> **ASSIGNMENT**: Which lines of the records contain the word "Happy"? Copy each one.

> **DATA SHOWN**:
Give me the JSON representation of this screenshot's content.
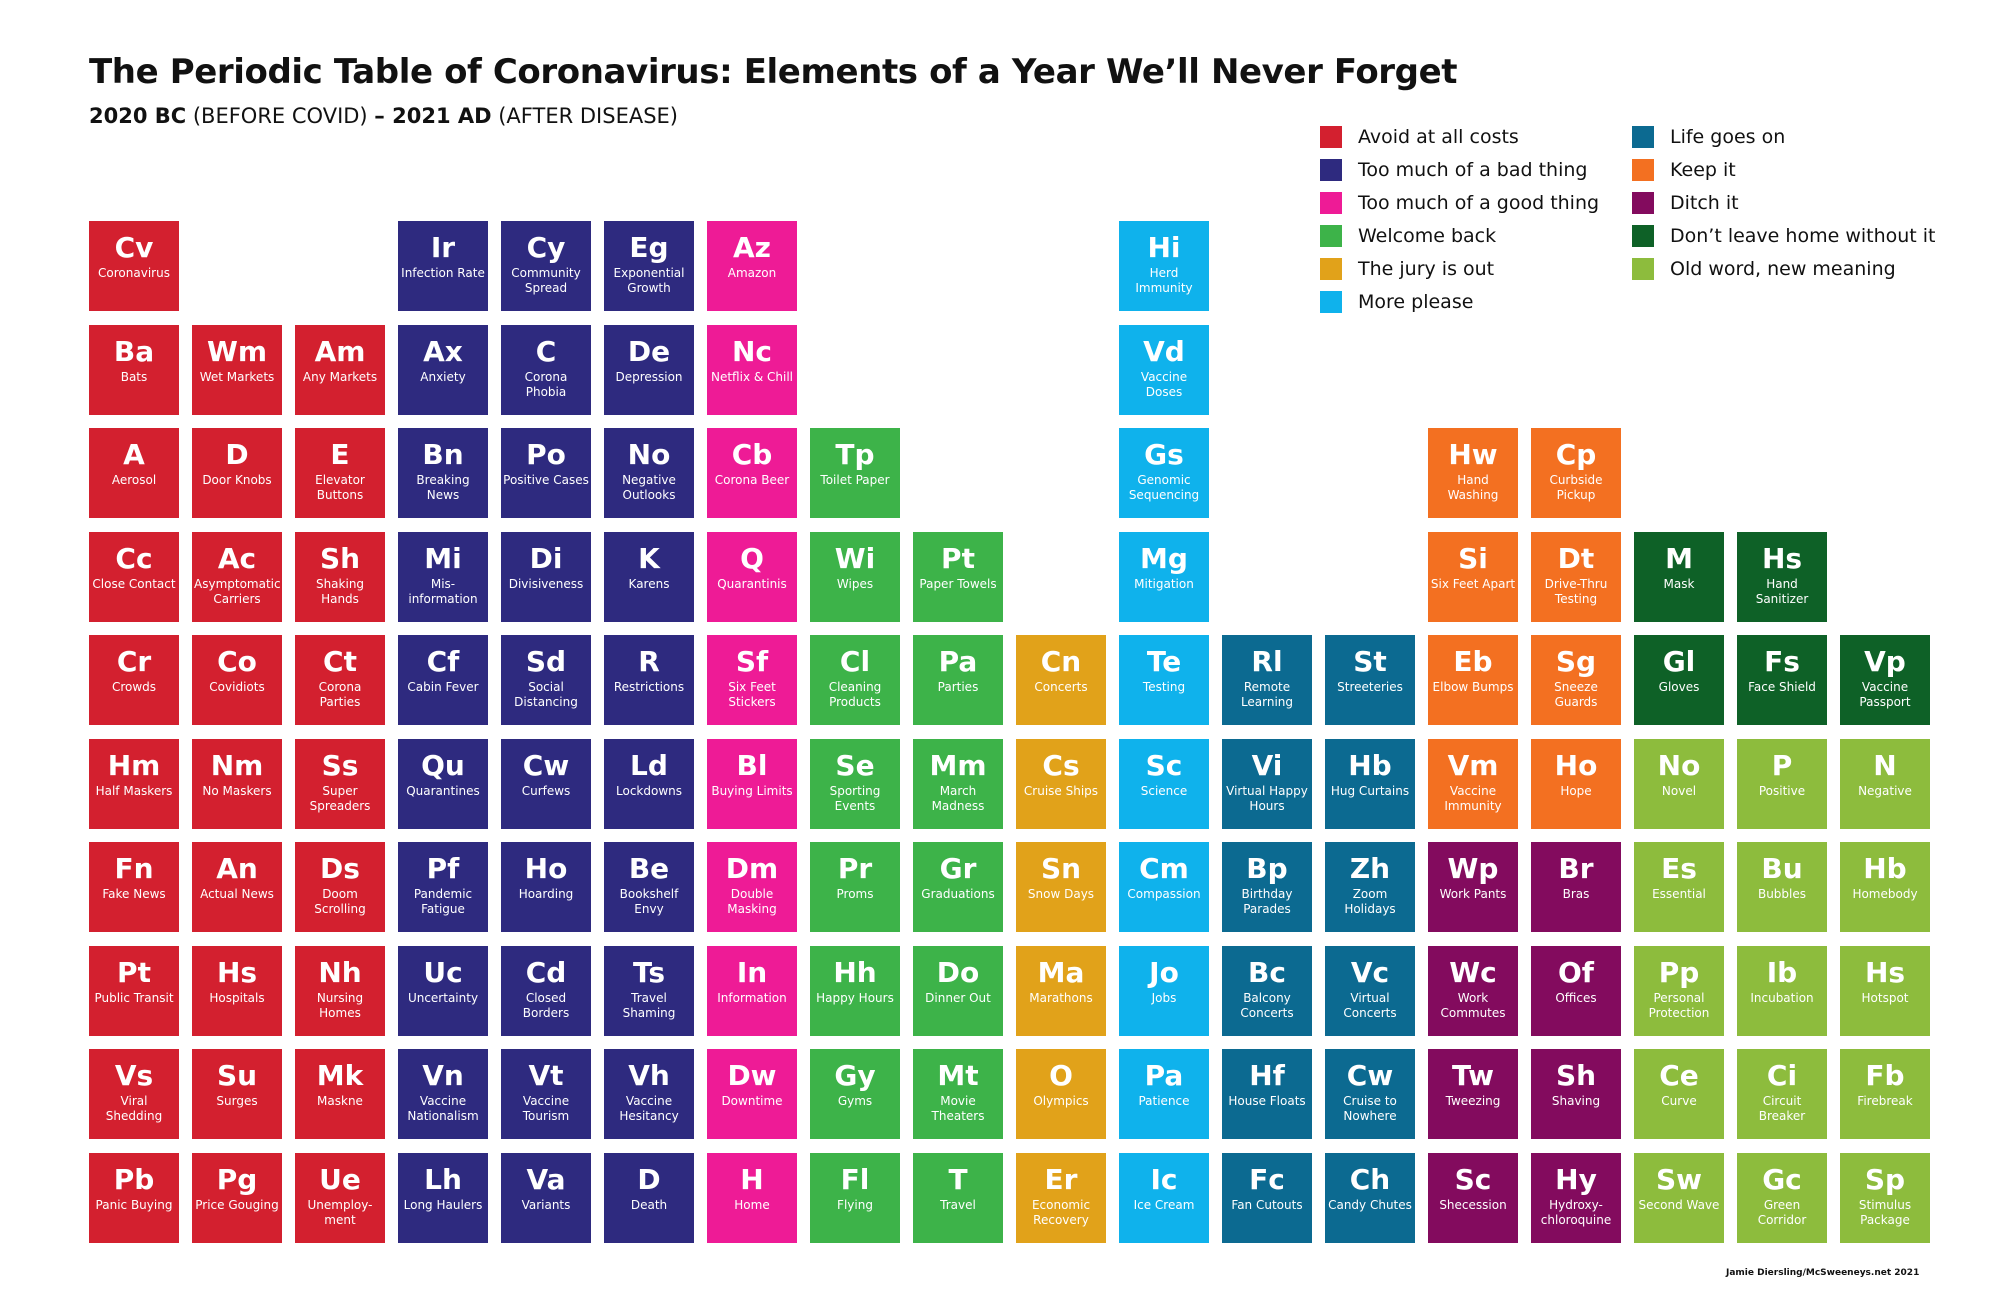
{
  "title": "The Periodic Table of Coronavirus: Elements of a Year We’ll Never Forget",
  "subtitle": {
    "part1_bold": "2020 BC",
    "part1": " (BEFORE COVID) ",
    "part2_bold": "– 2021 AD",
    "part2": " (AFTER DISEASE)"
  },
  "credit": "Jamie Diersling/McSweeneys.net 2021",
  "legend": [
    {
      "key": "avoid",
      "label": "Avoid at all costs",
      "color": "#d3202f"
    },
    {
      "key": "bad",
      "label": "Too much of a bad thing",
      "color": "#2e2a7f"
    },
    {
      "key": "good",
      "label": "Too much of a good thing",
      "color": "#ee1b96"
    },
    {
      "key": "welcome",
      "label": "Welcome back",
      "color": "#3db349"
    },
    {
      "key": "jury",
      "label": "The jury is out",
      "color": "#e1a21a"
    },
    {
      "key": "more",
      "label": "More please",
      "color": "#0fb2ec"
    },
    {
      "key": "life",
      "label": "Life goes on",
      "color": "#0c6a91"
    },
    {
      "key": "keep",
      "label": "Keep it",
      "color": "#f37021"
    },
    {
      "key": "ditch",
      "label": "Ditch it",
      "color": "#830b5e"
    },
    {
      "key": "dont",
      "label": "Don’t leave home without it",
      "color": "#0e6127"
    },
    {
      "key": "oldword",
      "label": "Old word, new meaning",
      "color": "#8dbc3d"
    }
  ],
  "elements": [
    {
      "sym": "Cv",
      "name": "Coronavirus",
      "cat": "avoid",
      "col": 0,
      "row": 0
    },
    {
      "sym": "Ir",
      "name": "Infection Rate",
      "cat": "bad",
      "col": 3,
      "row": 0
    },
    {
      "sym": "Cy",
      "name": "Community Spread",
      "cat": "bad",
      "col": 4,
      "row": 0
    },
    {
      "sym": "Eg",
      "name": "Exponential Growth",
      "cat": "bad",
      "col": 5,
      "row": 0
    },
    {
      "sym": "Az",
      "name": "Amazon",
      "cat": "good",
      "col": 6,
      "row": 0
    },
    {
      "sym": "Hi",
      "name": "Herd Immunity",
      "cat": "more",
      "col": 10,
      "row": 0
    },
    {
      "sym": "Ba",
      "name": "Bats",
      "cat": "avoid",
      "col": 0,
      "row": 1
    },
    {
      "sym": "Wm",
      "name": "Wet Markets",
      "cat": "avoid",
      "col": 1,
      "row": 1
    },
    {
      "sym": "Am",
      "name": "Any Markets",
      "cat": "avoid",
      "col": 2,
      "row": 1
    },
    {
      "sym": "Ax",
      "name": "Anxiety",
      "cat": "bad",
      "col": 3,
      "row": 1
    },
    {
      "sym": "C",
      "name": "Corona Phobia",
      "cat": "bad",
      "col": 4,
      "row": 1
    },
    {
      "sym": "De",
      "name": "Depression",
      "cat": "bad",
      "col": 5,
      "row": 1
    },
    {
      "sym": "Nc",
      "name": "Netflix & Chill",
      "cat": "good",
      "col": 6,
      "row": 1
    },
    {
      "sym": "Vd",
      "name": "Vaccine Doses",
      "cat": "more",
      "col": 10,
      "row": 1
    },
    {
      "sym": "A",
      "name": "Aerosol",
      "cat": "avoid",
      "col": 0,
      "row": 2
    },
    {
      "sym": "D",
      "name": "Door Knobs",
      "cat": "avoid",
      "col": 1,
      "row": 2
    },
    {
      "sym": "E",
      "name": "Elevator Buttons",
      "cat": "avoid",
      "col": 2,
      "row": 2
    },
    {
      "sym": "Bn",
      "name": "Breaking News",
      "cat": "bad",
      "col": 3,
      "row": 2
    },
    {
      "sym": "Po",
      "name": "Positive Cases",
      "cat": "bad",
      "col": 4,
      "row": 2
    },
    {
      "sym": "No",
      "name": "Negative Outlooks",
      "cat": "bad",
      "col": 5,
      "row": 2
    },
    {
      "sym": "Cb",
      "name": "Corona Beer",
      "cat": "good",
      "col": 6,
      "row": 2
    },
    {
      "sym": "Tp",
      "name": "Toilet Paper",
      "cat": "welcome",
      "col": 7,
      "row": 2
    },
    {
      "sym": "Gs",
      "name": "Genomic Sequencing",
      "cat": "more",
      "col": 10,
      "row": 2
    },
    {
      "sym": "Hw",
      "name": "Hand Washing",
      "cat": "keep",
      "col": 13,
      "row": 2
    },
    {
      "sym": "Cp",
      "name": "Curbside Pickup",
      "cat": "keep",
      "col": 14,
      "row": 2
    },
    {
      "sym": "Cc",
      "name": "Close Contact",
      "cat": "avoid",
      "col": 0,
      "row": 3
    },
    {
      "sym": "Ac",
      "name": "Asymptomatic Carriers",
      "cat": "avoid",
      "col": 1,
      "row": 3
    },
    {
      "sym": "Sh",
      "name": "Shaking Hands",
      "cat": "avoid",
      "col": 2,
      "row": 3
    },
    {
      "sym": "Mi",
      "name": "Mis-information",
      "cat": "bad",
      "col": 3,
      "row": 3
    },
    {
      "sym": "Di",
      "name": "Divisiveness",
      "cat": "bad",
      "col": 4,
      "row": 3
    },
    {
      "sym": "K",
      "name": "Karens",
      "cat": "bad",
      "col": 5,
      "row": 3
    },
    {
      "sym": "Q",
      "name": "Quarantinis",
      "cat": "good",
      "col": 6,
      "row": 3
    },
    {
      "sym": "Wi",
      "name": "Wipes",
      "cat": "welcome",
      "col": 7,
      "row": 3
    },
    {
      "sym": "Pt",
      "name": "Paper Towels",
      "cat": "welcome",
      "col": 8,
      "row": 3
    },
    {
      "sym": "Mg",
      "name": "Mitigation",
      "cat": "more",
      "col": 10,
      "row": 3
    },
    {
      "sym": "Si",
      "name": "Six Feet Apart",
      "cat": "keep",
      "col": 13,
      "row": 3
    },
    {
      "sym": "Dt",
      "name": "Drive-Thru Testing",
      "cat": "keep",
      "col": 14,
      "row": 3
    },
    {
      "sym": "M",
      "name": "Mask",
      "cat": "dont",
      "col": 15,
      "row": 3
    },
    {
      "sym": "Hs",
      "name": "Hand Sanitizer",
      "cat": "dont",
      "col": 16,
      "row": 3
    },
    {
      "sym": "Cr",
      "name": "Crowds",
      "cat": "avoid",
      "col": 0,
      "row": 4
    },
    {
      "sym": "Co",
      "name": "Covidiots",
      "cat": "avoid",
      "col": 1,
      "row": 4
    },
    {
      "sym": "Ct",
      "name": "Corona Parties",
      "cat": "avoid",
      "col": 2,
      "row": 4
    },
    {
      "sym": "Cf",
      "name": "Cabin Fever",
      "cat": "bad",
      "col": 3,
      "row": 4
    },
    {
      "sym": "Sd",
      "name": "Social Distancing",
      "cat": "bad",
      "col": 4,
      "row": 4
    },
    {
      "sym": "R",
      "name": "Restrictions",
      "cat": "bad",
      "col": 5,
      "row": 4
    },
    {
      "sym": "Sf",
      "name": "Six Feet Stickers",
      "cat": "good",
      "col": 6,
      "row": 4
    },
    {
      "sym": "Cl",
      "name": "Cleaning Products",
      "cat": "welcome",
      "col": 7,
      "row": 4
    },
    {
      "sym": "Pa",
      "name": "Parties",
      "cat": "welcome",
      "col": 8,
      "row": 4
    },
    {
      "sym": "Cn",
      "name": "Concerts",
      "cat": "jury",
      "col": 9,
      "row": 4
    },
    {
      "sym": "Te",
      "name": "Testing",
      "cat": "more",
      "col": 10,
      "row": 4
    },
    {
      "sym": "Rl",
      "name": "Remote Learning",
      "cat": "life",
      "col": 11,
      "row": 4
    },
    {
      "sym": "St",
      "name": "Streeteries",
      "cat": "life",
      "col": 12,
      "row": 4
    },
    {
      "sym": "Eb",
      "name": "Elbow Bumps",
      "cat": "keep",
      "col": 13,
      "row": 4
    },
    {
      "sym": "Sg",
      "name": "Sneeze Guards",
      "cat": "keep",
      "col": 14,
      "row": 4
    },
    {
      "sym": "Gl",
      "name": "Gloves",
      "cat": "dont",
      "col": 15,
      "row": 4
    },
    {
      "sym": "Fs",
      "name": "Face Shield",
      "cat": "dont",
      "col": 16,
      "row": 4
    },
    {
      "sym": "Vp",
      "name": "Vaccine Passport",
      "cat": "dont",
      "col": 17,
      "row": 4
    },
    {
      "sym": "Hm",
      "name": "Half Maskers",
      "cat": "avoid",
      "col": 0,
      "row": 5
    },
    {
      "sym": "Nm",
      "name": "No Maskers",
      "cat": "avoid",
      "col": 1,
      "row": 5
    },
    {
      "sym": "Ss",
      "name": "Super Spreaders",
      "cat": "avoid",
      "col": 2,
      "row": 5
    },
    {
      "sym": "Qu",
      "name": "Quarantines",
      "cat": "bad",
      "col": 3,
      "row": 5
    },
    {
      "sym": "Cw",
      "name": "Curfews",
      "cat": "bad",
      "col": 4,
      "row": 5
    },
    {
      "sym": "Ld",
      "name": "Lockdowns",
      "cat": "bad",
      "col": 5,
      "row": 5
    },
    {
      "sym": "Bl",
      "name": "Buying Limits",
      "cat": "good",
      "col": 6,
      "row": 5
    },
    {
      "sym": "Se",
      "name": "Sporting Events",
      "cat": "welcome",
      "col": 7,
      "row": 5
    },
    {
      "sym": "Mm",
      "name": "March Madness",
      "cat": "welcome",
      "col": 8,
      "row": 5
    },
    {
      "sym": "Cs",
      "name": "Cruise Ships",
      "cat": "jury",
      "col": 9,
      "row": 5
    },
    {
      "sym": "Sc",
      "name": "Science",
      "cat": "more",
      "col": 10,
      "row": 5
    },
    {
      "sym": "Vi",
      "name": "Virtual Happy Hours",
      "cat": "life",
      "col": 11,
      "row": 5
    },
    {
      "sym": "Hb",
      "name": "Hug Curtains",
      "cat": "life",
      "col": 12,
      "row": 5
    },
    {
      "sym": "Vm",
      "name": "Vaccine Immunity",
      "cat": "keep",
      "col": 13,
      "row": 5
    },
    {
      "sym": "Ho",
      "name": "Hope",
      "cat": "keep",
      "col": 14,
      "row": 5
    },
    {
      "sym": "No",
      "name": "Novel",
      "cat": "oldword",
      "col": 15,
      "row": 5
    },
    {
      "sym": "P",
      "name": "Positive",
      "cat": "oldword",
      "col": 16,
      "row": 5
    },
    {
      "sym": "N",
      "name": "Negative",
      "cat": "oldword",
      "col": 17,
      "row": 5
    },
    {
      "sym": "Fn",
      "name": "Fake News",
      "cat": "avoid",
      "col": 0,
      "row": 6
    },
    {
      "sym": "An",
      "name": "Actual News",
      "cat": "avoid",
      "col": 1,
      "row": 6
    },
    {
      "sym": "Ds",
      "name": "Doom Scrolling",
      "cat": "avoid",
      "col": 2,
      "row": 6
    },
    {
      "sym": "Pf",
      "name": "Pandemic Fatigue",
      "cat": "bad",
      "col": 3,
      "row": 6
    },
    {
      "sym": "Ho",
      "name": "Hoarding",
      "cat": "bad",
      "col": 4,
      "row": 6
    },
    {
      "sym": "Be",
      "name": "Bookshelf Envy",
      "cat": "bad",
      "col": 5,
      "row": 6
    },
    {
      "sym": "Dm",
      "name": "Double Masking",
      "cat": "good",
      "col": 6,
      "row": 6
    },
    {
      "sym": "Pr",
      "name": "Proms",
      "cat": "welcome",
      "col": 7,
      "row": 6
    },
    {
      "sym": "Gr",
      "name": "Graduations",
      "cat": "welcome",
      "col": 8,
      "row": 6
    },
    {
      "sym": "Sn",
      "name": "Snow Days",
      "cat": "jury",
      "col": 9,
      "row": 6
    },
    {
      "sym": "Cm",
      "name": "Compassion",
      "cat": "more",
      "col": 10,
      "row": 6
    },
    {
      "sym": "Bp",
      "name": "Birthday Parades",
      "cat": "life",
      "col": 11,
      "row": 6
    },
    {
      "sym": "Zh",
      "name": "Zoom Holidays",
      "cat": "life",
      "col": 12,
      "row": 6
    },
    {
      "sym": "Wp",
      "name": "Work Pants",
      "cat": "ditch",
      "col": 13,
      "row": 6
    },
    {
      "sym": "Br",
      "name": "Bras",
      "cat": "ditch",
      "col": 14,
      "row": 6
    },
    {
      "sym": "Es",
      "name": "Essential",
      "cat": "oldword",
      "col": 15,
      "row": 6
    },
    {
      "sym": "Bu",
      "name": "Bubbles",
      "cat": "oldword",
      "col": 16,
      "row": 6
    },
    {
      "sym": "Hb",
      "name": "Homebody",
      "cat": "oldword",
      "col": 17,
      "row": 6
    },
    {
      "sym": "Pt",
      "name": "Public Transit",
      "cat": "avoid",
      "col": 0,
      "row": 7
    },
    {
      "sym": "Hs",
      "name": "Hospitals",
      "cat": "avoid",
      "col": 1,
      "row": 7
    },
    {
      "sym": "Nh",
      "name": "Nursing Homes",
      "cat": "avoid",
      "col": 2,
      "row": 7
    },
    {
      "sym": "Uc",
      "name": "Uncertainty",
      "cat": "bad",
      "col": 3,
      "row": 7
    },
    {
      "sym": "Cd",
      "name": "Closed Borders",
      "cat": "bad",
      "col": 4,
      "row": 7
    },
    {
      "sym": "Ts",
      "name": "Travel Shaming",
      "cat": "bad",
      "col": 5,
      "row": 7
    },
    {
      "sym": "In",
      "name": "Information",
      "cat": "good",
      "col": 6,
      "row": 7
    },
    {
      "sym": "Hh",
      "name": "Happy Hours",
      "cat": "welcome",
      "col": 7,
      "row": 7
    },
    {
      "sym": "Do",
      "name": "Dinner Out",
      "cat": "welcome",
      "col": 8,
      "row": 7
    },
    {
      "sym": "Ma",
      "name": "Marathons",
      "cat": "jury",
      "col": 9,
      "row": 7
    },
    {
      "sym": "Jo",
      "name": "Jobs",
      "cat": "more",
      "col": 10,
      "row": 7
    },
    {
      "sym": "Bc",
      "name": "Balcony Concerts",
      "cat": "life",
      "col": 11,
      "row": 7
    },
    {
      "sym": "Vc",
      "name": "Virtual Concerts",
      "cat": "life",
      "col": 12,
      "row": 7
    },
    {
      "sym": "Wc",
      "name": "Work Commutes",
      "cat": "ditch",
      "col": 13,
      "row": 7
    },
    {
      "sym": "Of",
      "name": "Offices",
      "cat": "ditch",
      "col": 14,
      "row": 7
    },
    {
      "sym": "Pp",
      "name": "Personal Protection",
      "cat": "oldword",
      "col": 15,
      "row": 7
    },
    {
      "sym": "Ib",
      "name": "Incubation",
      "cat": "oldword",
      "col": 16,
      "row": 7
    },
    {
      "sym": "Hs",
      "name": "Hotspot",
      "cat": "oldword",
      "col": 17,
      "row": 7
    },
    {
      "sym": "Vs",
      "name": "Viral Shedding",
      "cat": "avoid",
      "col": 0,
      "row": 8
    },
    {
      "sym": "Su",
      "name": "Surges",
      "cat": "avoid",
      "col": 1,
      "row": 8
    },
    {
      "sym": "Mk",
      "name": "Maskne",
      "cat": "avoid",
      "col": 2,
      "row": 8
    },
    {
      "sym": "Vn",
      "name": "Vaccine Nationalism",
      "cat": "bad",
      "col": 3,
      "row": 8
    },
    {
      "sym": "Vt",
      "name": "Vaccine Tourism",
      "cat": "bad",
      "col": 4,
      "row": 8
    },
    {
      "sym": "Vh",
      "name": "Vaccine Hesitancy",
      "cat": "bad",
      "col": 5,
      "row": 8
    },
    {
      "sym": "Dw",
      "name": "Downtime",
      "cat": "good",
      "col": 6,
      "row": 8
    },
    {
      "sym": "Gy",
      "name": "Gyms",
      "cat": "welcome",
      "col": 7,
      "row": 8
    },
    {
      "sym": "Mt",
      "name": "Movie Theaters",
      "cat": "welcome",
      "col": 8,
      "row": 8
    },
    {
      "sym": "O",
      "name": "Olympics",
      "cat": "jury",
      "col": 9,
      "row": 8
    },
    {
      "sym": "Pa",
      "name": "Patience",
      "cat": "more",
      "col": 10,
      "row": 8
    },
    {
      "sym": "Hf",
      "name": "House Floats",
      "cat": "life",
      "col": 11,
      "row": 8
    },
    {
      "sym": "Cw",
      "name": "Cruise to Nowhere",
      "cat": "life",
      "col": 12,
      "row": 8
    },
    {
      "sym": "Tw",
      "name": "Tweezing",
      "cat": "ditch",
      "col": 13,
      "row": 8
    },
    {
      "sym": "Sh",
      "name": "Shaving",
      "cat": "ditch",
      "col": 14,
      "row": 8
    },
    {
      "sym": "Ce",
      "name": "Curve",
      "cat": "oldword",
      "col": 15,
      "row": 8
    },
    {
      "sym": "Ci",
      "name": "Circuit Breaker",
      "cat": "oldword",
      "col": 16,
      "row": 8
    },
    {
      "sym": "Fb",
      "name": "Firebreak",
      "cat": "oldword",
      "col": 17,
      "row": 8
    },
    {
      "sym": "Pb",
      "name": "Panic Buying",
      "cat": "avoid",
      "col": 0,
      "row": 9
    },
    {
      "sym": "Pg",
      "name": "Price Gouging",
      "cat": "avoid",
      "col": 1,
      "row": 9
    },
    {
      "sym": "Ue",
      "name": "Unemploy-ment",
      "cat": "avoid",
      "col": 2,
      "row": 9
    },
    {
      "sym": "Lh",
      "name": "Long Haulers",
      "cat": "bad",
      "col": 3,
      "row": 9
    },
    {
      "sym": "Va",
      "name": "Variants",
      "cat": "bad",
      "col": 4,
      "row": 9
    },
    {
      "sym": "D",
      "name": "Death",
      "cat": "bad",
      "col": 5,
      "row": 9
    },
    {
      "sym": "H",
      "name": "Home",
      "cat": "good",
      "col": 6,
      "row": 9
    },
    {
      "sym": "Fl",
      "name": "Flying",
      "cat": "welcome",
      "col": 7,
      "row": 9
    },
    {
      "sym": "T",
      "name": "Travel",
      "cat": "welcome",
      "col": 8,
      "row": 9
    },
    {
      "sym": "Er",
      "name": "Economic Recovery",
      "cat": "jury",
      "col": 9,
      "row": 9
    },
    {
      "sym": "Ic",
      "name": "Ice Cream",
      "cat": "more",
      "col": 10,
      "row": 9
    },
    {
      "sym": "Fc",
      "name": "Fan Cutouts",
      "cat": "life",
      "col": 11,
      "row": 9
    },
    {
      "sym": "Ch",
      "name": "Candy Chutes",
      "cat": "life",
      "col": 12,
      "row": 9
    },
    {
      "sym": "Sc",
      "name": "Shecession",
      "cat": "ditch",
      "col": 13,
      "row": 9
    },
    {
      "sym": "Hy",
      "name": "Hydroxy-chloroquine",
      "cat": "ditch",
      "col": 14,
      "row": 9
    },
    {
      "sym": "Sw",
      "name": "Second Wave",
      "cat": "oldword",
      "col": 15,
      "row": 9
    },
    {
      "sym": "Gc",
      "name": "Green Corridor",
      "cat": "oldword",
      "col": 16,
      "row": 9
    },
    {
      "sym": "Sp",
      "name": "Stimulus Package",
      "cat": "oldword",
      "col": 17,
      "row": 9
    }
  ]
}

> **EXERCISE RESPONSE**:
      "name": "Virtual Happy Hours",
      "name": "Happy Hours",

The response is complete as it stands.